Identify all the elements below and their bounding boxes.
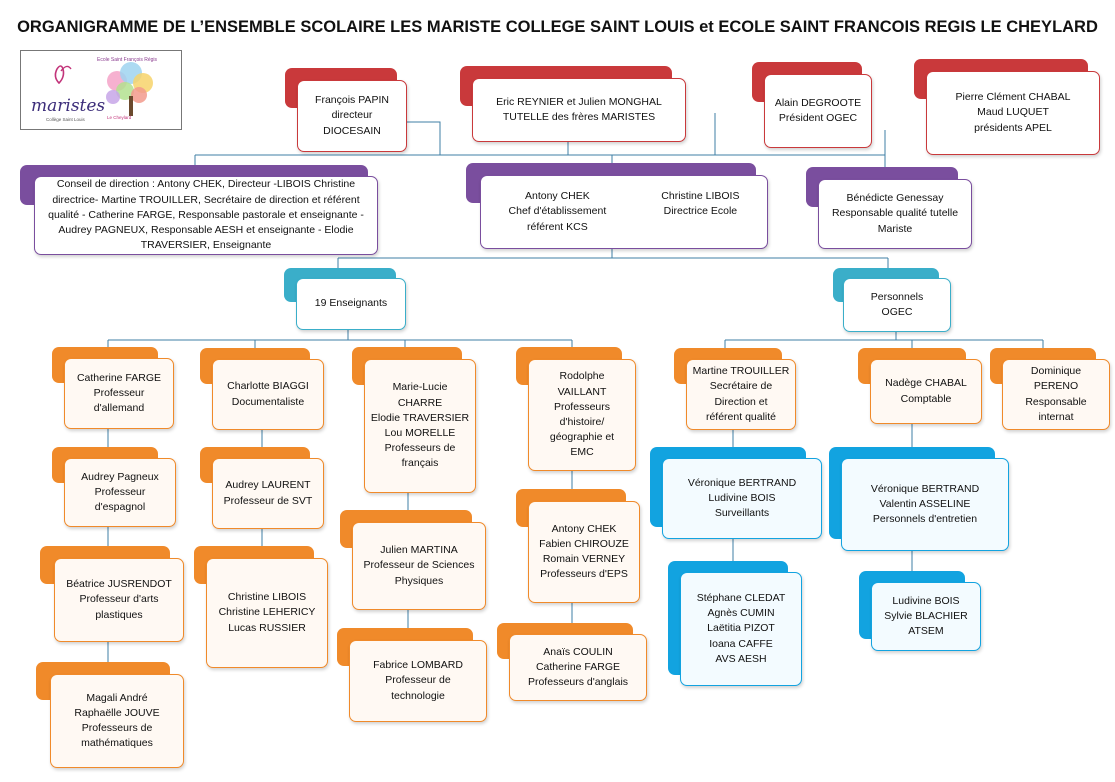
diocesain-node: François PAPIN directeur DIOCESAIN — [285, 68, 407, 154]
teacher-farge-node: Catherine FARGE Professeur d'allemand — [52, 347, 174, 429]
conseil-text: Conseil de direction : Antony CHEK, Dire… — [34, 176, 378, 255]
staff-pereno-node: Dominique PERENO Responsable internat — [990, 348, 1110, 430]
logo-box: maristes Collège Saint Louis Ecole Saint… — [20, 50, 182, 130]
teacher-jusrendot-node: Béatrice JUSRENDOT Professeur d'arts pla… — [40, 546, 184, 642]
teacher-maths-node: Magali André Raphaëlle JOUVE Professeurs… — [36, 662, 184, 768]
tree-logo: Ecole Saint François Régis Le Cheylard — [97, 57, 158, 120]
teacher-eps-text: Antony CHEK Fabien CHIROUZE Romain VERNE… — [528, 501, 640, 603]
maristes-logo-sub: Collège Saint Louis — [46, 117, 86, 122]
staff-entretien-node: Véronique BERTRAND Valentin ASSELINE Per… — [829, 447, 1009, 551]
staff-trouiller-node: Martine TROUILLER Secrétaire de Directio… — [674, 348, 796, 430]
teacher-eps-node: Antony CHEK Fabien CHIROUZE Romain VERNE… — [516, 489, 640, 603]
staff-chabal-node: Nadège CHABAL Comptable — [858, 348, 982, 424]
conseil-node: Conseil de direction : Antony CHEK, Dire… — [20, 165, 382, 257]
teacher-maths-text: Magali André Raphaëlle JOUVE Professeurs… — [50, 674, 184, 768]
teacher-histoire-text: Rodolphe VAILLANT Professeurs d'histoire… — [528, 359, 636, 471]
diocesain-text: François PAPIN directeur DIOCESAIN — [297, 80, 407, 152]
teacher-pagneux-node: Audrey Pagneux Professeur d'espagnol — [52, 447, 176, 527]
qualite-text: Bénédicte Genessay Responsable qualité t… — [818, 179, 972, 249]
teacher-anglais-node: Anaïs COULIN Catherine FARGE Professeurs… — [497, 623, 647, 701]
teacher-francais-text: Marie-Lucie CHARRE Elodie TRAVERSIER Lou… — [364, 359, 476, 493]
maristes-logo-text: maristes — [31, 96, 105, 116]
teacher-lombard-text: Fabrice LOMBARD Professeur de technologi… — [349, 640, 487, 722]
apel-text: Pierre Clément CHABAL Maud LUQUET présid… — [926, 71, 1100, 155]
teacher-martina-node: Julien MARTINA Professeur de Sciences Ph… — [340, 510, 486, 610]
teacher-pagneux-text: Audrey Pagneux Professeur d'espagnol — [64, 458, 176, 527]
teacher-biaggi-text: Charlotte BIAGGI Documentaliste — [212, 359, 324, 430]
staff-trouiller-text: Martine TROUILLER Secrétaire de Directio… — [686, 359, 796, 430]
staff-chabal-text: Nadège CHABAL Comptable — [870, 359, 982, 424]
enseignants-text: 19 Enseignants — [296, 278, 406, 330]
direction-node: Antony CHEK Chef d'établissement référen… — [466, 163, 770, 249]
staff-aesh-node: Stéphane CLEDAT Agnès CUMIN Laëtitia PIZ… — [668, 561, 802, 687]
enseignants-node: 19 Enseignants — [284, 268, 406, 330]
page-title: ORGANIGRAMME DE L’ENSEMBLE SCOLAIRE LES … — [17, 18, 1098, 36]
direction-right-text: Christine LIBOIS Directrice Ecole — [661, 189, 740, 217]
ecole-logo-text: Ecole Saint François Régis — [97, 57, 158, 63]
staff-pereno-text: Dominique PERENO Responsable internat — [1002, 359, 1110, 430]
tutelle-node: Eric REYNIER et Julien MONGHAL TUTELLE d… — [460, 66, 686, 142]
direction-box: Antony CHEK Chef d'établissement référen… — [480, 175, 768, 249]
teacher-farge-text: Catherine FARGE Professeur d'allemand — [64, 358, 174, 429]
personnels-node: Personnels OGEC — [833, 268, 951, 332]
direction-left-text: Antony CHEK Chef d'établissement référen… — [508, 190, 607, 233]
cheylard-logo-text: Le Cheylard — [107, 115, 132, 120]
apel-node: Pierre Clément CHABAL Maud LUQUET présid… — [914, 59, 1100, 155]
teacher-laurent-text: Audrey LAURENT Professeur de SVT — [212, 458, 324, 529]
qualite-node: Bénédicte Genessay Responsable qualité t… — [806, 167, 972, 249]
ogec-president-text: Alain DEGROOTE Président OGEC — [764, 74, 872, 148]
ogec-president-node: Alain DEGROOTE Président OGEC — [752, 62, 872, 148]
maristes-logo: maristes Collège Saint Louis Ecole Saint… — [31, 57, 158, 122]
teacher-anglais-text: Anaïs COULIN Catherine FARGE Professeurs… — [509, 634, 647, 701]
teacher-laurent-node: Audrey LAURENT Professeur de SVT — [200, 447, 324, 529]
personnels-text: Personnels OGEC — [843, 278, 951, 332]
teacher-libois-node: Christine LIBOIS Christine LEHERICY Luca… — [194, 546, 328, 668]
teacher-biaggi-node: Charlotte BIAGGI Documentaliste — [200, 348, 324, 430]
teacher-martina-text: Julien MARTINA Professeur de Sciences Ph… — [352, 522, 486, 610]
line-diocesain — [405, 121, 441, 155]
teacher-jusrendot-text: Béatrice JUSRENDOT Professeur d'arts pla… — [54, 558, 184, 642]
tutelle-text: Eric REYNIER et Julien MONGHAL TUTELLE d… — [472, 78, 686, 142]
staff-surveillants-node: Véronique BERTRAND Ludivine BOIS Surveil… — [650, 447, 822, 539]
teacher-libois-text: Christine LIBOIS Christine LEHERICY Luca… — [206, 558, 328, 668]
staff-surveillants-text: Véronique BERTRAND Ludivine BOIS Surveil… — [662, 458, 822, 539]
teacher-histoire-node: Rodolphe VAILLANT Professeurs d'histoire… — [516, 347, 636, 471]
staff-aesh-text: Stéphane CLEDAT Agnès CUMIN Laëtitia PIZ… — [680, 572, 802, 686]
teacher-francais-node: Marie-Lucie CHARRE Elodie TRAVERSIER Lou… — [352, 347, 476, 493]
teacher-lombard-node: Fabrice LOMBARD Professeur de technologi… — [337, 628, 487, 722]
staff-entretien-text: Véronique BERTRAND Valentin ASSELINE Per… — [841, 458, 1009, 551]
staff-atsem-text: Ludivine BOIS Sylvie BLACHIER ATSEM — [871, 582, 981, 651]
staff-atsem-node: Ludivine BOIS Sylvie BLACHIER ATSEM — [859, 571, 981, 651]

————————

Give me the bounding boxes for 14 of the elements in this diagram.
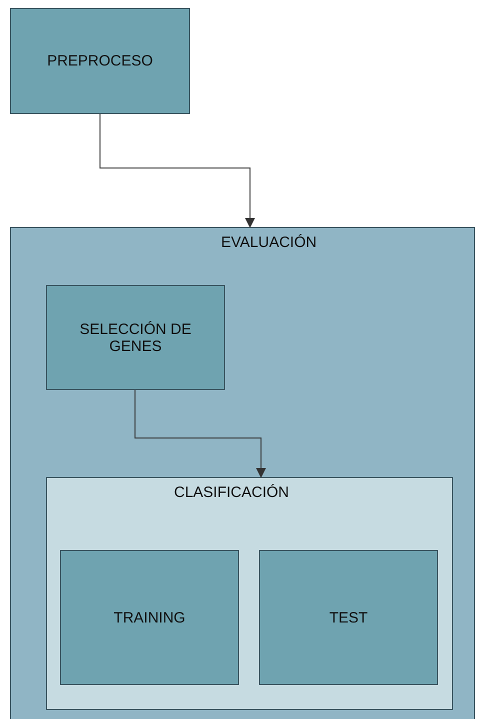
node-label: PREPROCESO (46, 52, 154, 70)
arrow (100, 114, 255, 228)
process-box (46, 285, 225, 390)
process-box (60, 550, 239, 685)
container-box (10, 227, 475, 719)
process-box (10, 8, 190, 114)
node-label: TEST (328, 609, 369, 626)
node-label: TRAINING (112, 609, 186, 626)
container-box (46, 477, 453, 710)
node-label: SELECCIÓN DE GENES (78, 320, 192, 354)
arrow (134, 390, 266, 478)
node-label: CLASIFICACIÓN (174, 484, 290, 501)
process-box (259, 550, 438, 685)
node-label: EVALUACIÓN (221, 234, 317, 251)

————————

Problem requirements:
Spot every line in the entries that includes the word "Dominique", and copy each one out.

Result for this task:
staff-pereno-node: Dominique PERENO Responsable internat — [990, 348, 1110, 430]
staff-pereno-text: Dominique PERENO Responsable internat — [1002, 359, 1110, 430]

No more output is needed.